Begin THE INPUT
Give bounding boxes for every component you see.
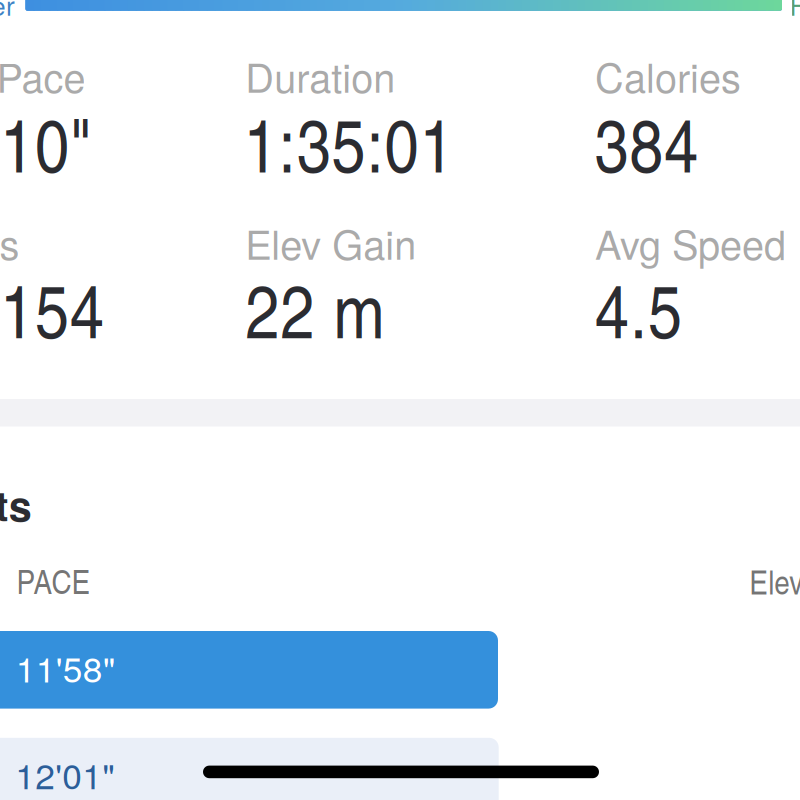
staticText: Calories [595, 47, 741, 104]
staticText: Elev Gain [749, 557, 800, 604]
staticText: Duration [245, 47, 395, 104]
staticText: 12'01" [15, 749, 115, 799]
staticText: 18,154 [0, 257, 104, 359]
staticText: 4.5 [595, 257, 682, 359]
staticText: 384 [594, 91, 698, 194]
staticText: Splits [0, 475, 32, 534]
staticText: Faster [790, 0, 800, 23]
staticText: 1:35:01 [244, 91, 454, 194]
staticText: 11'10" [0, 91, 92, 194]
staticText: PACE [16, 557, 90, 604]
staticText: 22 m [246, 257, 384, 359]
staticText: Avg Pace [0, 47, 85, 104]
staticText: Slower [0, 0, 15, 23]
staticText: 11'58" [16, 642, 116, 693]
staticText: Elev Gain [245, 214, 416, 271]
staticText: Steps [0, 214, 19, 271]
staticText: Avg Speed [595, 214, 786, 271]
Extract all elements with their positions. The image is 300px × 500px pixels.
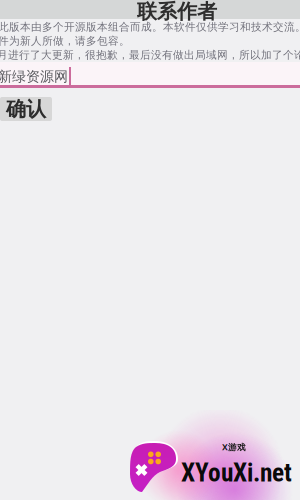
staticText: 月进行了大更新，很抱歉，最后没有做出局域网，所以加了个论坛 — [0, 48, 300, 62]
staticText: 联系作者 — [137, 0, 217, 24]
staticText: 新绿资源网 — [0, 68, 68, 85]
staticText: 件为新人所做，请多包容。 — [0, 34, 130, 48]
button[interactable]: 确认 — [0, 97, 52, 121]
staticText: 确认 — [6, 96, 46, 122]
staticText: X游戏 — [222, 441, 246, 453]
staticText: XYouXi.net — [181, 458, 292, 488]
staticText: 此版本由多个开源版本组合而成。本软件仅供学习和技术交流。本 — [0, 20, 300, 34]
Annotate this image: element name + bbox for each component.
End THE INPUT
__PROBLEM DETAILS__
Rewrite the listing above, replacing "component" with "item" wherever it occurs and keeping everything else the same. Leave the pictures out.

__TASK RESULT__
Give bounding boxes for every item you see.
staticText: Calories [595, 47, 741, 104]
staticText: Elev Gain [749, 557, 800, 604]
staticText: Duration [245, 47, 395, 104]
staticText: 12'01" [15, 749, 115, 799]
staticText: 18,154 [0, 257, 104, 359]
staticText: 4.5 [595, 257, 682, 359]
staticText: 384 [594, 91, 698, 194]
staticText: Splits [0, 475, 32, 534]
staticText: Faster [790, 0, 800, 23]
staticText: 1:35:01 [244, 91, 454, 194]
staticText: 11'10" [0, 91, 92, 194]
staticText: PACE [16, 557, 90, 604]
staticText: 22 m [246, 257, 384, 359]
staticText: Avg Pace [0, 47, 85, 104]
staticText: Slower [0, 0, 15, 23]
staticText: 11'58" [16, 642, 116, 693]
staticText: Elev Gain [245, 214, 416, 271]
staticText: Steps [0, 214, 19, 271]
staticText: Avg Speed [595, 214, 786, 271]
Extract all elements with their positions. The image is 300px × 500px pixels.
staticText: 月进行了大更新，很抱歉，最后没有做出局域网，所以加了个论坛 — [0, 48, 300, 62]
staticText: 联系作者 — [137, 0, 217, 24]
staticText: 新绿资源网 — [0, 68, 68, 85]
staticText: 件为新人所做，请多包容。 — [0, 34, 130, 48]
button[interactable]: 确认 — [0, 97, 52, 121]
staticText: 确认 — [6, 96, 46, 122]
staticText: X游戏 — [222, 441, 246, 453]
staticText: XYouXi.net — [181, 458, 292, 488]
staticText: 此版本由多个开源版本组合而成。本软件仅供学习和技术交流。本 — [0, 20, 300, 34]
Annotate this image: element name + bbox for each item.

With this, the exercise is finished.